+++ Extract +++
Hey Lee, what king of decoders do you have in those USAT? I guess they (the decoders) will be on the market soon? 

I put a bunch of those super cheap MRC ones while waiting for the QSI drop-in. When they blow up I just put in another one.... I do have 3 of the early QSI prototypes. 

Greg


----------



## Loco Lee (Feb 17, 2010)

Hey Greg, 

Most all of my locomotives have QSI in them. I do have 2 Zimo decoders as well. One of them is in my LGB Grinder Locomotive, and the other one I was testing out to see how well I liked them. The rest of them are waiting for the new Emulator. I only use the Digitrax 408 for the Sweepers that I build. 

Sweeper Video 
http://www.youtube.com/watch?v=QcJvAuI2B5A&list=UU1tCGhDuAXuAjmDz4u0PZIQ&index=2&feature=plcp 



Loco Lee


----------



## Greg Elmassian (Jan 3, 2008)

So you are running the "original" QSI in your USAT? Since we are friends, I'm entitled to yank your chain a bit.... 

You are running 3 amp decoders in USAT after lecturing about the high current draw in USAT? 

(yes I know the QSI have 5 amp FETs, but with no cooling they won't run 5 amps in my experience) 

"you better 'splain yourself Lucy!" 

I think you have proven what I said, that the ACTUAL current requirements of USAT locos have been exaggerated, true, they can have some humongous stall currents, and high inrush currents (I'm not saying George Schreyer is wrong) but the average currents of the motors is no worse than Aristo.
+++ Supplied information +++
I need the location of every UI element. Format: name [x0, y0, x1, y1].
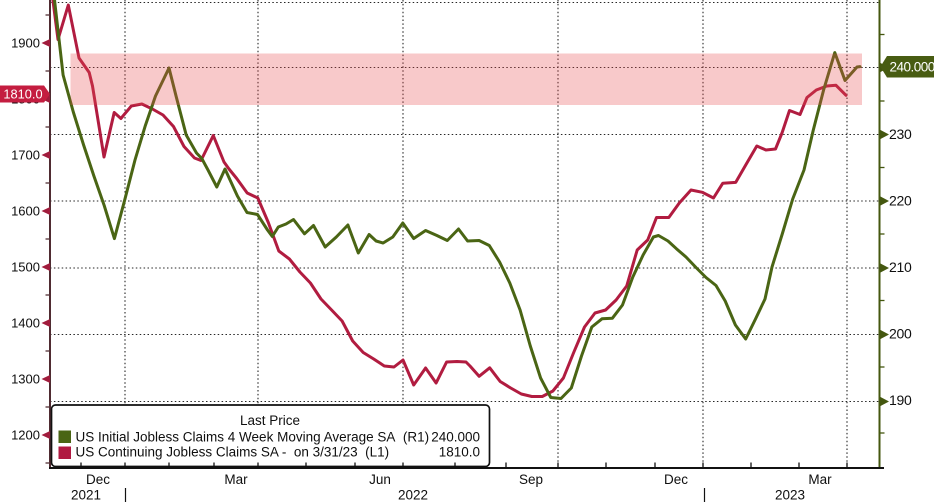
+++
Job 1
In the decoder thread, edit the passage from "Most all of" down to "that I build." and reproduce it, putting "ESU" wherever "Zimo" appears.
Job 2
Recast the paragraph of the decoder thread that begins "Most all of my locomotives" as a short list, keeping its main facts.

Full answer 1
Most all of my locomotives have QSI in them. I do have 2 ESU decoders as well. One of them is in my LGB Grinder Locomotive, and the other one I was testing out to see how well I liked them. The rest of them are waiting for the new Emulator. I only use the Digitrax 408 for the Sweepers that I build.

Full answer 2
- Most of my locomotives have QSI decoders.
- I have 2 Zimo decoders: one is in my LGB Grinder Locomotive, and I was testing the other to see how well I liked them.
- The rest are waiting for the new Emulator.
- I use the Digitrax 408 only for the Sweepers I build.